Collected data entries

══════════════════════════════

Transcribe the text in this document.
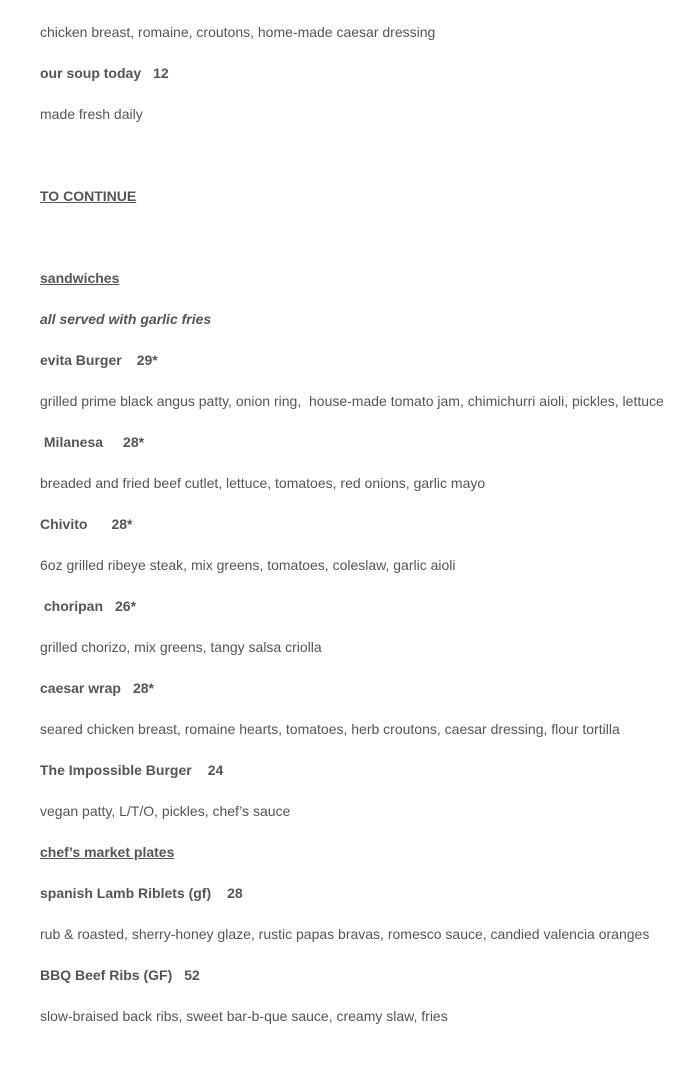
chicken breast, romaine, croutons, home-made caesar dressing
our soup today 12
made fresh daily
TO CONTINUE
sandwiches
all served with garlic fries
evita Burger 29*
grilled prime black angus patty, onion ring,  house-made tomato jam, chimichurri aioli, pickles, lettuce
Milanesa 28*
breaded and fried beef cutlet, lettuce, tomatoes, red onions, garlic mayo
Chivito 28*
6oz grilled ribeye steak, mix greens, tomatoes, coleslaw, garlic aioli
choripan 26*
grilled chorizo, mix greens, tangy salsa criolla
caesar wrap 28*
seared chicken breast, romaine hearts, tomatoes, herb croutons, caesar dressing, flour tortilla
The Impossible Burger 24
vegan patty, L/T/O, pickles, chef’s sauce
chef’s market plates
spanish Lamb Riblets (gf) 28
rub & roasted, sherry-honey glaze, rustic papas bravas, romesco sauce, candied valencia oranges
BBQ Beef Ribs (GF) 52
slow-braised back ribs, sweet bar-b-que sauce, creamy slaw, fries
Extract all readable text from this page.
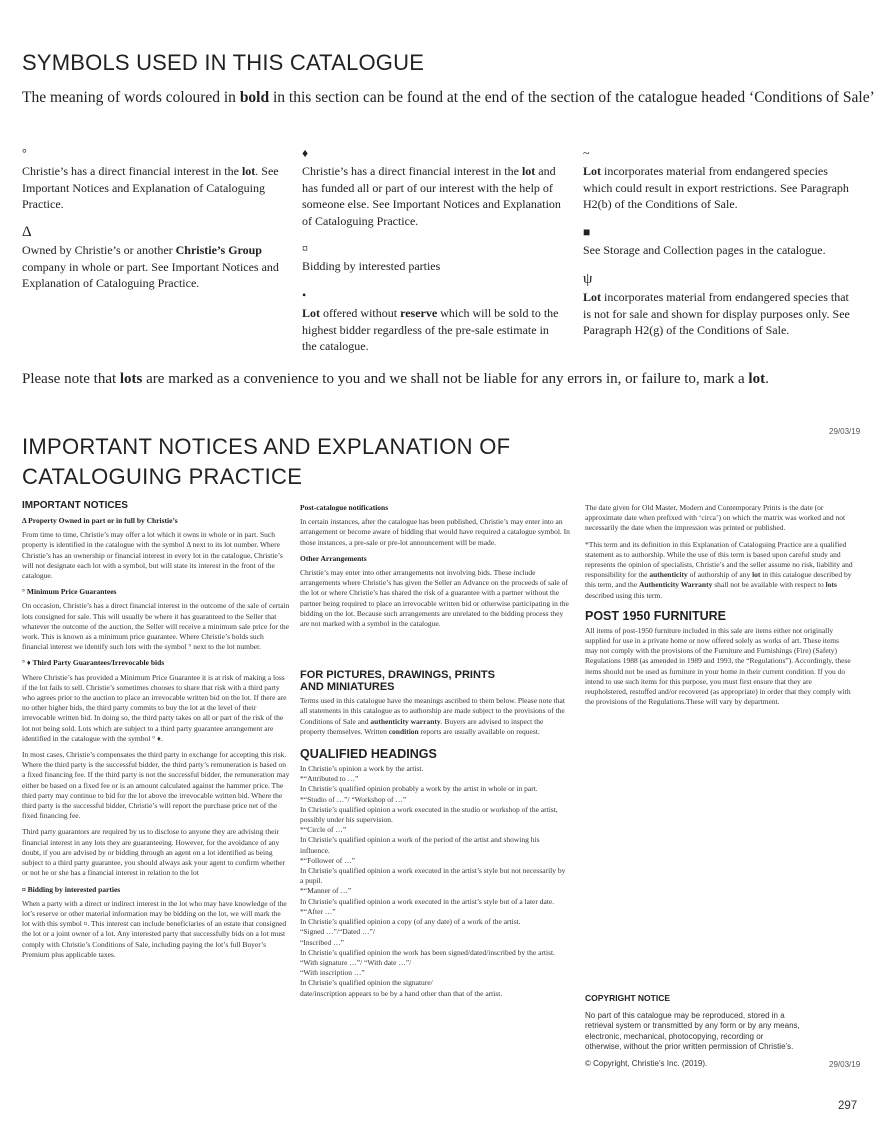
SYMBOLS USED IN THIS CATALOGUE
The meaning of words coloured in bold in this section can be found at the end of the section of the catalogue headed ‘Conditions of Sale’
°
Christie’s has a direct financial interest in the lot. See Important Notices and Explanation of Cataloguing Practice.
♦
Christie’s has a direct financial interest in the lot and has funded all or part of our interest with the help of someone else. See Important Notices and Explanation of Cataloguing Practice.
~
Lot incorporates material from endangered species which could result in export restrictions. See Paragraph H2(b) of the Conditions of Sale.
Δ
Owned by Christie’s or another Christie’s Group company in whole or part. See Important Notices and Explanation of Cataloguing Practice.
¤
Bidding by interested parties
■
See Storage and Collection pages in the catalogue.
•
Lot offered without reserve which will be sold to the highest bidder regardless of the pre-sale estimate in the catalogue.
ψ
Lot incorporates material from endangered species that is not for sale and shown for display purposes only. See Paragraph H2(g) of the Conditions of Sale.
Please note that lots are marked as a convenience to you and we shall not be liable for any errors in, or failure to, mark a lot.
29/03/19
IMPORTANT NOTICES AND EXPLANATION OF
CATALOGUING PRACTICE
IMPORTANT NOTICES
Δ Property Owned in part or in full by Christie’s

From time to time, Christie’s may offer a lot which it owns in whole or in part. Such property is identified in the catalogue with the symbol Δ next to its lot number. Where Christie’s has an ownership or financial interest in every lot in the catalogue, Christie’s will not designate each lot with a symbol, but will state its interest in the front of the catalogue.

° Minimum Price Guarantees

On occasion, Christie’s has a direct financial interest in the outcome of the sale of certain lots consigned for sale. This will usually be where it has guaranteed to the Seller that whatever the outcome of the auction, the Seller will receive a minimum sale price for the work. This is known as a minimum price guarantee. Where Christie’s holds such financial interest we identify such lots with the symbol ° next to the lot number.

° ♦ Third Party Guarantees/Irrevocable bids

Where Christie’s has provided a Minimum Price Guarantee it is at risk of making a loss if the lot fails to sell. Christie’s sometimes chooses to share that risk with a third party who agrees prior to the auction to place an irrevocable written bid on the lot. If there are no other higher bids, the third party commits to buy the lot at the level of their irrevocable written bid. In doing so, the third party takes on all or part of the risk of the lot not being sold. Lots which are subject to a third party guarantee arrangement are identified in the catalogue with the symbol ° ♦.

In most cases, Christie’s compensates the third party in exchange for accepting this risk. Where the third party is the successful bidder, the third party’s remuneration is based on a fixed financing fee. If the third party is not the successful bidder, the remuneration may either be based on a fixed fee or is an amount calculated against the hammer price. The third party may continue to bid for the lot above the irrevocable written bid. Where the third party is the successful bidder, Christie’s will report the purchase price net of the fixed financing fee.

Third party guarantors are required by us to disclose to anyone they are advising their financial interest in any lots they are guaranteeing. However, for the avoidance of any doubt, if you are advised by or bidding through an agent on a lot identified as being subject to a third party guarantee, you should always ask your agent to confirm whether or not he or she has a financial interest in relation to the lot

¤ Bidding by interested parties

When a party with a direct or indirect interest in the lot who may have knowledge of the lot’s reserve or other material information may be bidding on the lot, we will mark the lot with this symbol ¤. This interest can include beneficiaries of an estate that consigned the lot or a joint owner of a lot. Any interested party that successfully bids on a lot must comply with Christie’s Conditions of Sale, including paying the lot’s full Buyer’s Premium plus applicable taxes.

Post-catalogue notifications

In certain instances, after the catalogue has been published, Christie’s may enter into an arrangement or become aware of bidding that would have required a catalogue symbol. In those instances, a pre-sale or pre-lot announcement will be made.

Other Arrangements

Christie’s may enter into other arrangements not involving bids. These include arrangements where Christie’s has given the Seller an Advance on the proceeds of sale of the lot or where Christie’s has shared the risk of a guarantee with a partner without the partner being required to place an irrevocable written bid or otherwise participating in the bidding on the lot. Because such arrangements are unrelated to the bidding process they are not marked with a symbol in the catalogue.

FOR PICTURES, DRAWINGS, PRINTS
AND MINIATURES

Terms used in this catalogue have the meanings ascribed to them below. Please note that all statements in this catalogue as to authorship are made subject to the provisions of the Conditions of Sale and authenticity warranty. Buyers are advised to inspect the property themselves. Written condition reports are usually available on request.

QUALIFIED HEADINGS
In Christie’s opinion a work by the artist.
*“Attributed to …”
In Christie’s qualified opinion probably a work by the artist in whole or in part.
*“Studio of …”/ “Workshop of …”
In Christie’s qualified opinion a work executed in the studio or workshop of the artist, possibly under his supervision.
*“Circle of …”
In Christie’s qualified opinion a work of the period of the artist and showing his influence.
*“Follower of …”
In Christie’s qualified opinion a work executed in the artist’s style but not necessarily by a pupil.
*“Manner of …”
In Christie’s qualified opinion a work executed in the artist’s style but of a later date.
*“After …”
In Christie’s qualified opinion a copy (of any date) of a work of the artist.
“Signed …”/“Dated …”/
“Inscribed …”
In Christie’s qualified opinion the work has been signed/dated/inscribed by the artist.
“With signature …”/ “With date …”/
“With inscription …”
In Christie’s qualified opinion the signature/
date/inscription appears to be by a hand other than that of the artist.

The date given for Old Master, Modern and Contemporary Prints is the date (or approximate date when prefixed with ‘circa’) on which the matrix was worked and not necessarily the date when the impression was printed or published.

*This term and its definition in this Explanation of Cataloguing Practice are a qualified statement as to authorship. While the use of this term is based upon careful study and represents the opinion of specialists, Christie’s and the seller assume no risk, liability and responsibility for the authenticity of authorship of any lot in this catalogue described by this term, and the Authenticity Warranty shall not be available with respect to lots described using this term.

POST 1950 FURNITURE

All items of post-1950 furniture included in this sale are items either not originally supplied for use in a private home or now offered solely as works of art. These items may not comply with the provisions of the Furniture and Furnishings (Fire) (Safety) Regulations 1988 (as amended in 1989 and 1993, the “Regulations”). Accordingly, these items should not be used as furniture in your home in their current condition. If you do intend to use such items for this purpose, you must first ensure that they are reupholstered, restuffed and/or recovered (as appropriate) in order that they comply with the provisions of the Regulations.These will vary by department.

COPYRIGHT NOTICE
No part of this catalogue may be reproduced, stored in a retrieval system or transmitted by any form or by any means, electronic, mechanical, photocopying, recording or otherwise, without the prior written permission of Christie’s.
© Copyright, Christie’s Inc. (2019).	29/03/19
297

══════════════════════════════

◆ Given instruction: Select and copy every line of the material that holds the string "whole".

◆ In response:
Owned by Christie’s or another Christie’s Group company in whole or part. See Important Notices and Explanation of Cataloguing Practice.
From time to time, Christie’s may offer a lot which it owns in whole or in part. Such property is identified in the catalogue with the symbol Δ next to its lot number. Where Christie’s has an ownership or financial interest in every lot in the catalogue, Christie’s will not designate each lot with a symbol, but will state its interest in the front of the catalogue.
In Christie’s qualified opinion probably a work by the artist in whole or in part.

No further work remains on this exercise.